----- Supplied material -----
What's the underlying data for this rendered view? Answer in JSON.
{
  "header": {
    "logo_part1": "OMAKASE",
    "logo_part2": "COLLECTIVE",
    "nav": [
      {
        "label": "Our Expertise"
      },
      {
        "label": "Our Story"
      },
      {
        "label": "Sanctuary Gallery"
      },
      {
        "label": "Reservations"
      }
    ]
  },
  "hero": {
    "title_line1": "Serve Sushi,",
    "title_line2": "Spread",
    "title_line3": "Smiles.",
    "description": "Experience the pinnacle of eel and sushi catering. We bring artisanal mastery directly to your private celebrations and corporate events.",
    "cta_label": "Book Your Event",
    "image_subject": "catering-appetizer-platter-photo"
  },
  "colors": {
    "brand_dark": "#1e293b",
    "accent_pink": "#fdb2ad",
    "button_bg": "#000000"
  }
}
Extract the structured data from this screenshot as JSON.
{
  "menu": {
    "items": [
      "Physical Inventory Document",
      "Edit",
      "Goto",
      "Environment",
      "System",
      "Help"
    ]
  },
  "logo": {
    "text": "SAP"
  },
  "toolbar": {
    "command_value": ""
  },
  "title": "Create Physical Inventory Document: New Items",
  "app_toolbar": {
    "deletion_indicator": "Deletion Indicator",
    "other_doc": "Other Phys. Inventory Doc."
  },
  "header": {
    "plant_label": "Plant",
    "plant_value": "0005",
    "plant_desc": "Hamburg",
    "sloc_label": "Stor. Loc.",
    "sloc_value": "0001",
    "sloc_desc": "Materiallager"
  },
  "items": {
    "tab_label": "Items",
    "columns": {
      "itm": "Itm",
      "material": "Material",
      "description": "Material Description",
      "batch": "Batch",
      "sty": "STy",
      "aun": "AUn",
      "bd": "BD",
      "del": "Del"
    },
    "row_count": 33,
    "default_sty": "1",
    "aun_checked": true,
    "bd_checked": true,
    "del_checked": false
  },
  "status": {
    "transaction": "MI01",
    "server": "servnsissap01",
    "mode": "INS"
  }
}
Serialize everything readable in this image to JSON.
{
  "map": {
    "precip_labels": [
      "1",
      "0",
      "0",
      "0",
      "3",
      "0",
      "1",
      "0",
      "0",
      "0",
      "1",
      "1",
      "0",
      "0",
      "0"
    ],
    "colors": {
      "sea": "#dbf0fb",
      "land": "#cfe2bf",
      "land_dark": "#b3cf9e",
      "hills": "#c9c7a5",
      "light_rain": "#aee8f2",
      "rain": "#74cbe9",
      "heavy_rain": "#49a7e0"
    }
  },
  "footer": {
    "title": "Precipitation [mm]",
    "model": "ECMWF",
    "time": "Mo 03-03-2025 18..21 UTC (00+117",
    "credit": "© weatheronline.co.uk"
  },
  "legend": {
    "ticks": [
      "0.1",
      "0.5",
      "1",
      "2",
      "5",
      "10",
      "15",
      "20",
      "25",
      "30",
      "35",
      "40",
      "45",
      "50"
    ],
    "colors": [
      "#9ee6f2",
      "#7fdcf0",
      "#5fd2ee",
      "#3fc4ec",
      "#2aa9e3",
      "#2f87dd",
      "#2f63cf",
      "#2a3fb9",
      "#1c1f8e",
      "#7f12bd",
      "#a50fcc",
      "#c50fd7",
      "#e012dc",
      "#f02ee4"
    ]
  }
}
-----
- [Your goal]: Check each line of the records above for "catering", and copy those that have it.

- [Result for this exercise]:
    "description": "Experience the pinnacle of eel and sushi catering. We bring artisanal mastery directly to your private celebrations and corporate events.",
    "image_subject": "catering-appetizer-platter-photo"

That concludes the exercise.